STATED TASK: Gather every line in the records below that contains the word "subjected".

[Extracted data entries]
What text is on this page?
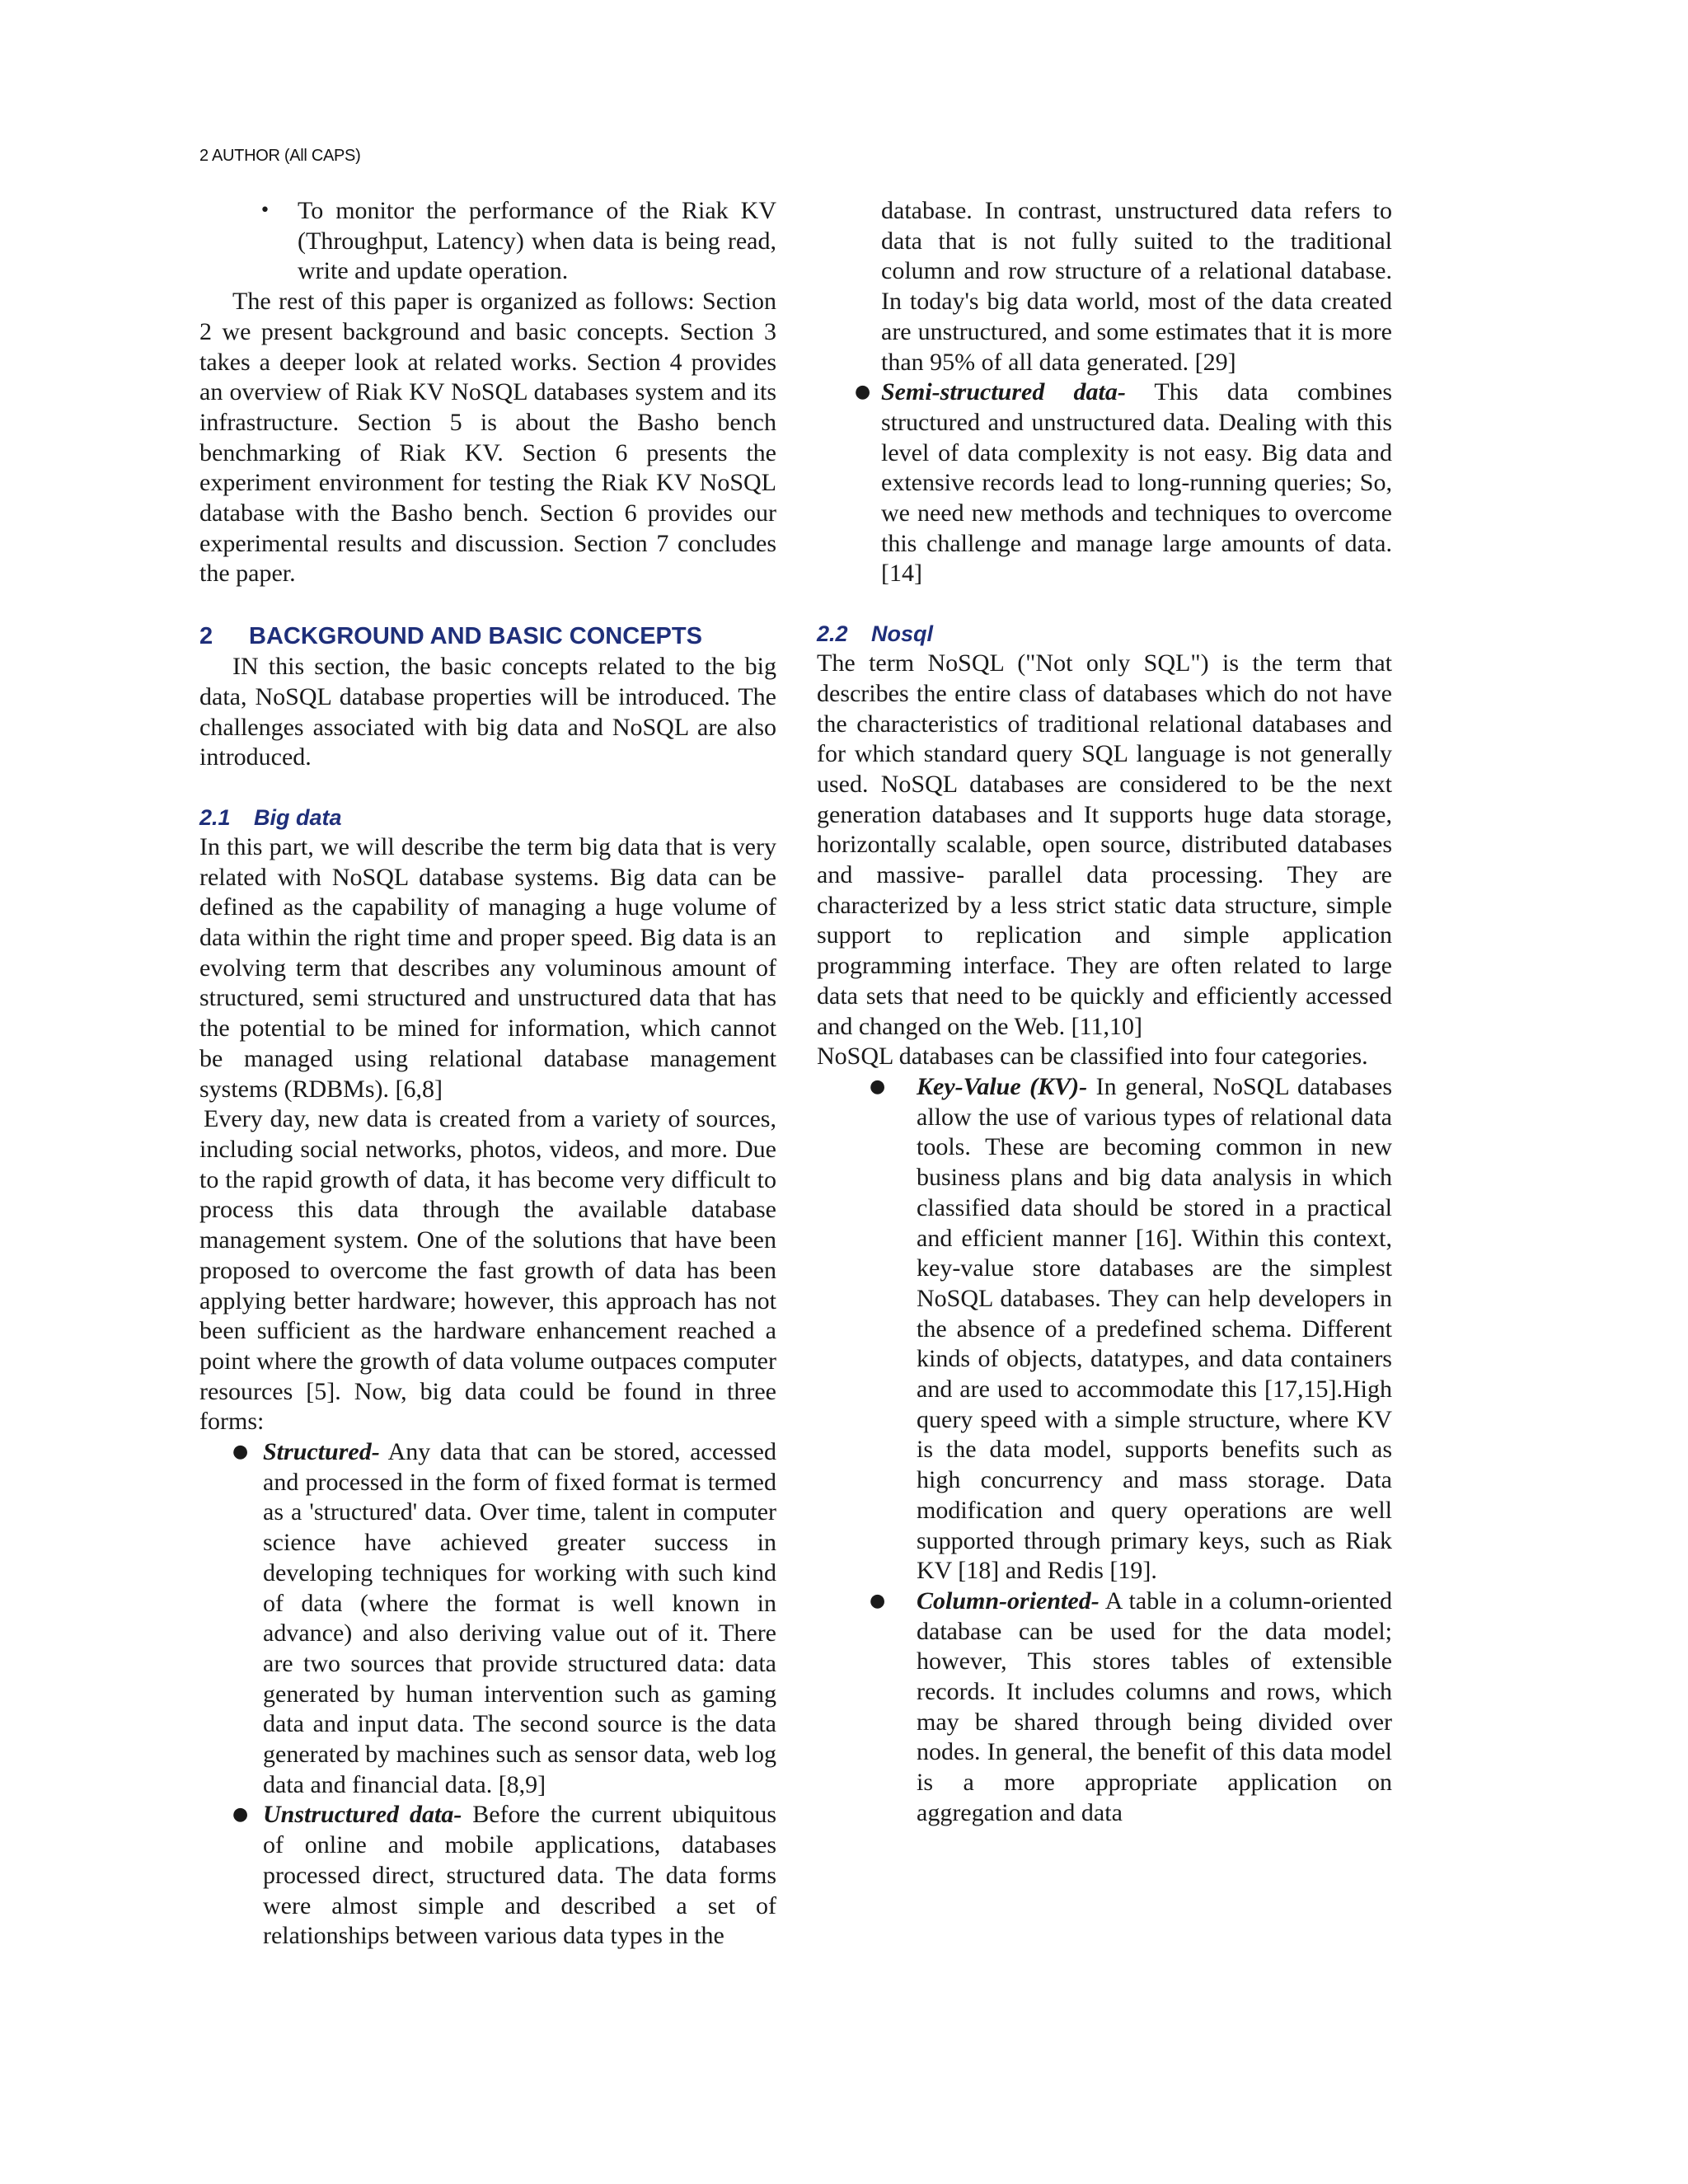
2 AUTHOR (All CAPS)
• To monitor the performance of the Riak KV (Throughput, Latency) when data is being read, write and update operation.

The rest of this paper is organized as follows: Section 2 we present background and basic concepts. Section 3 takes a deeper look at related works. Section 4 provides an overview of Riak KV NoSQL databases system and its infrastructure. Section 5 is about the Basho bench benchmarking of Riak KV. Section 6 presents the experiment environment for testing the Riak KV NoSQL database with the Basho bench. Section 6 provides our experimental results and discussion. Section 7 concludes the paper.

2 BACKGROUND AND BASIC CONCEPTS

IN this section, the basic concepts related to the big data, NoSQL database properties will be introduced. The challenges associated with big data and NoSQL are also introduced.

2.1 Big data

In this part, we will describe the term big data that is very related with NoSQL database systems. Big data can be defined as the capability of managing a huge volume of data within the right time and proper speed. Big data is an evolving term that describes any voluminous amount of structured, semi structured and unstructured data that has the potential to be mined for information, which cannot be managed using relational database management systems (RDBMs). [6,8]

Every day, new data is created from a variety of sources, including social networks, photos, videos, and more. Due to the rapid growth of data, it has become very difficult to process this data through the available database management system. One of the solutions that have been proposed to overcome the fast growth of data has been applying better hardware; however, this approach has not been sufficient as the hardware enhancement reached a point where the growth of data volume outpaces computer resources [5]. Now, big data could be found in three forms:

● Structured- Any data that can be stored, accessed and processed in the form of fixed format is termed as a 'structured' data. Over time, talent in computer science have achieved greater success in developing techniques for working with such kind of data (where the format is well known in advance) and also deriving value out of it. There are two sources that provide structured data: data generated by human intervention such as gaming data and input data. The second source is the data generated by machines such as sensor data, web log data and financial data. [8,9]
● Unstructured data- Before the current ubiquitous of online and mobile applications, databases processed direct, structured data. The data forms were almost simple and described a set of relationships between various data types in the

database. In contrast, unstructured data refers to data that is not fully suited to the traditional column and row structure of a relational database. In today's big data world, most of the data created are unstructured, and some estimates that it is more than 95% of all data generated. [29]

● Semi-structured data- This data combines structured and unstructured data. Dealing with this level of data complexity is not easy. Big data and extensive records lead to long-running queries; So, we need new methods and techniques to overcome this challenge and manage large amounts of data.[14]
2.2 Nosql

The term NoSQL ("Not only SQL") is the term that describes the entire class of databases which do not have the characteristics of traditional relational databases and for which standard query SQL language is not generally used. NoSQL databases are considered to be the next generation databases and It supports huge data storage, horizontally scalable, open source, distributed databases and massive- parallel data processing. They are characterized by a less strict static data structure, simple support to replication and simple application programming interface. They are often related to large data sets that need to be quickly and efficiently accessed and changed on the Web. [11,10]

NoSQL databases can be classified into four categories.

● Key-Value (KV)- In general, NoSQL databases allow the use of various types of relational data tools. These are becoming common in new business plans and big data analysis in which classified data should be stored in a practical and efficient manner [16]. Within this context, key-value store databases are the simplest NoSQL databases. They can help developers in the absence of a predefined schema. Different kinds of objects, datatypes, and data containers and are used to accommodate this [17,15].High query speed with a simple structure, where KV is the data model, supports benefits such as high concurrency and mass storage. Data modification and query operations are well supported through primary keys, such as Riak KV [18] and Redis [19].
● Column-oriented- A table in a column-oriented database can be used for the data model; however, This stores tables of extensible records. It includes columns and rows, which may be shared through being divided over nodes. In general, the benefit of this data model is a more appropriate application on aggregation and data
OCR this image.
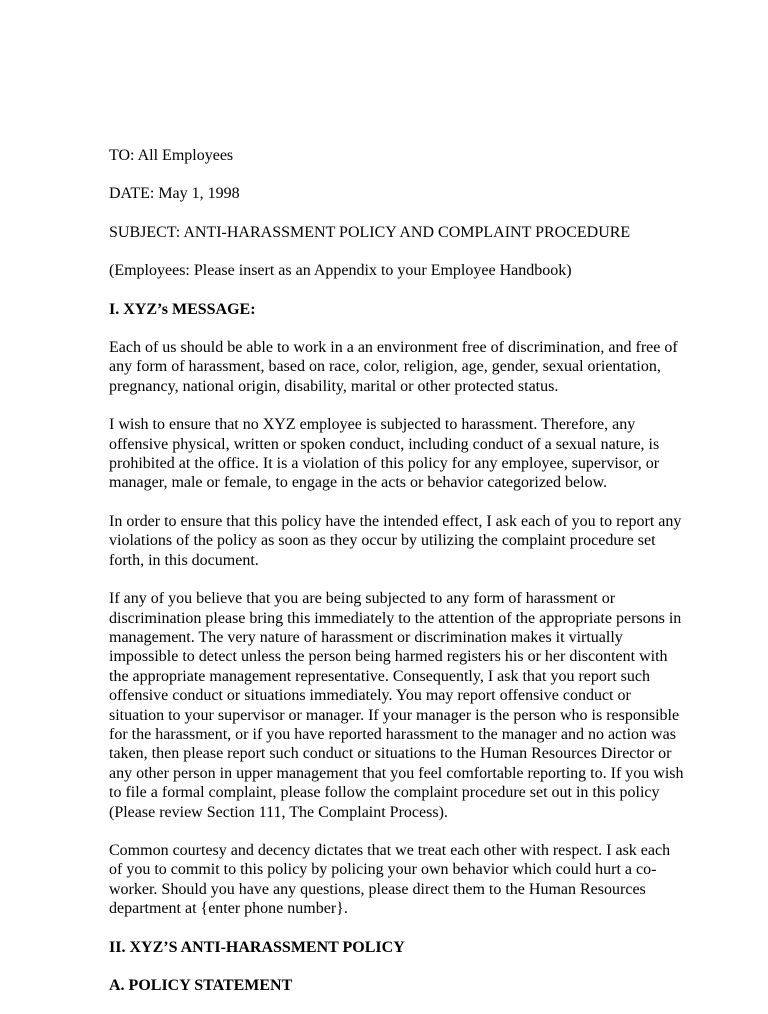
TO: All Employees

DATE: May 1, 1998

SUBJECT: ANTI-HARASSMENT POLICY AND COMPLAINT PROCEDURE

(Employees: Please insert as an Appendix to your Employee Handbook)

I. XYZ’s MESSAGE:

Each of us should be able to work in a an environment free of discrimination, and free of
any form of harassment, based on race, color, religion, age, gender, sexual orientation,
pregnancy, national origin, disability, marital or other protected status.

I wish to ensure that no XYZ employee is subjected to harassment. Therefore, any
offensive physical, written or spoken conduct, including conduct of a sexual nature, is
prohibited at the office. It is a violation of this policy for any employee, supervisor, or
manager, male or female, to engage in the acts or behavior categorized below.

In order to ensure that this policy have the intended effect, I ask each of you to report any
violations of the policy as soon as they occur by utilizing the complaint procedure set
forth, in this document.

If any of you believe that you are being subjected to any form of harassment or
discrimination please bring this immediately to the attention of the appropriate persons in
management. The very nature of harassment or discrimination makes it virtually
impossible to detect unless the person being harmed registers his or her discontent with
the appropriate management representative. Consequently, I ask that you report such
offensive conduct or situations immediately. You may report offensive conduct or
situation to your supervisor or manager. If your manager is the person who is responsible
for the harassment, or if you have reported harassment to the manager and no action was
taken, then please report such conduct or situations to the Human Resources Director or
any other person in upper management that you feel comfortable reporting to. If you wish
to file a formal complaint, please follow the complaint procedure set out in this policy
(Please review Section 111, The Complaint Process).

Common courtesy and decency dictates that we treat each other with respect. I ask each
of you to commit to this policy by policing your own behavior which could hurt a co-
worker. Should you have any questions, please direct them to the Human Resources
department at {enter phone number}.

II. XYZ’S ANTI-HARASSMENT POLICY

A. POLICY STATEMENT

EXERCISE ANSWER:
I wish to ensure that no XYZ employee is subjected to harassment. Therefore, any
If any of you believe that you are being subjected to any form of harassment or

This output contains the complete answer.